» **INSTRUCTION**
Count lines holding the word "gaap". Only the number is wanted.

» **SOURCE MATERIAL**
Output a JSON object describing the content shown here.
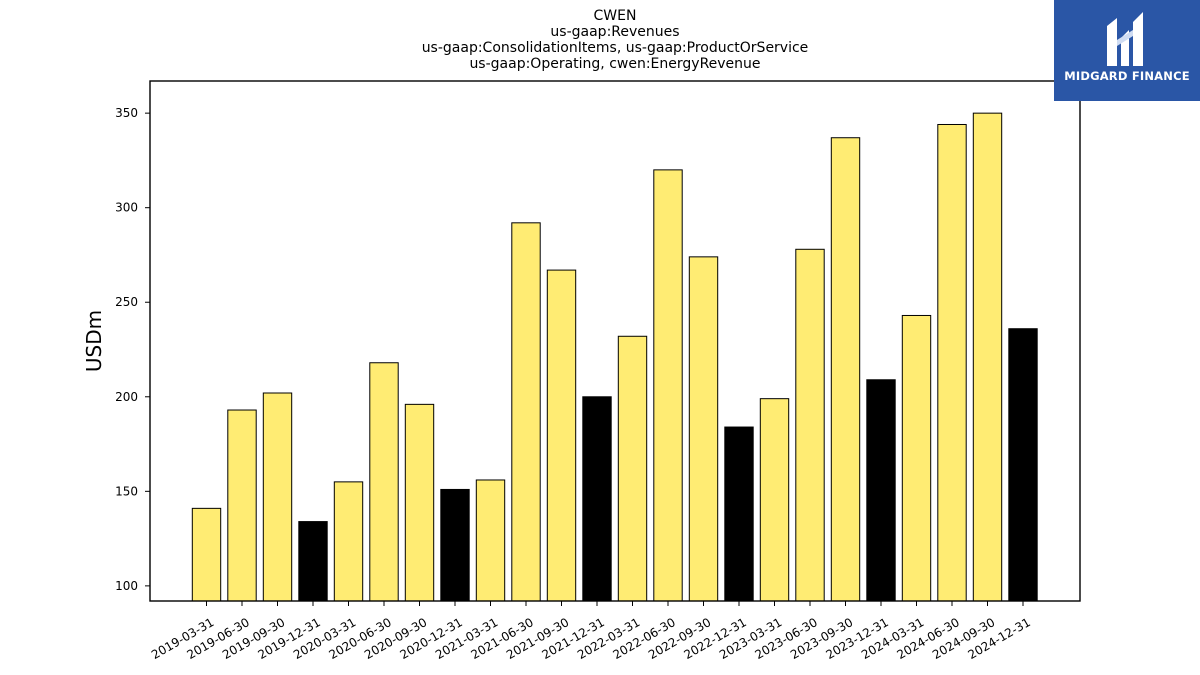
{
  "logo": {
    "text": "MIDGARD FINANCE",
    "background": "#2a56a6"
  },
  "chart_data": {
    "type": "bar",
    "title_lines": [
      "CWEN",
      "us-gaap:Revenues",
      "us-gaap:ConsolidationItems, us-gaap:ProductOrService",
      "us-gaap:Operating, cwen:EnergyRevenue"
    ],
    "xlabel": "",
    "ylabel": "USDm",
    "ylim": [
      92,
      367
    ],
    "yticks": [
      100,
      150,
      200,
      250,
      300,
      350
    ],
    "categories": [
      "2019-03-31",
      "2019-06-30",
      "2019-09-30",
      "2019-12-31",
      "2020-03-31",
      "2020-06-30",
      "2020-09-30",
      "2020-12-31",
      "2021-03-31",
      "2021-06-30",
      "2021-09-30",
      "2021-12-31",
      "2022-03-31",
      "2022-06-30",
      "2022-09-30",
      "2022-12-31",
      "2023-03-31",
      "2023-06-30",
      "2023-09-30",
      "2023-12-31",
      "2024-03-31",
      "2024-06-30",
      "2024-09-30",
      "2024-12-31"
    ],
    "values": [
      141,
      193,
      202,
      134,
      155,
      218,
      196,
      151,
      156,
      292,
      267,
      200,
      232,
      320,
      274,
      184,
      199,
      278,
      337,
      209,
      243,
      344,
      350,
      236
    ],
    "colors": {
      "quarter": "#ffec73",
      "year_end": "#000000",
      "edge": "#000000"
    },
    "grid": false,
    "legend": "none"
  }
}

» **OUTPUT OF THE TASK**
3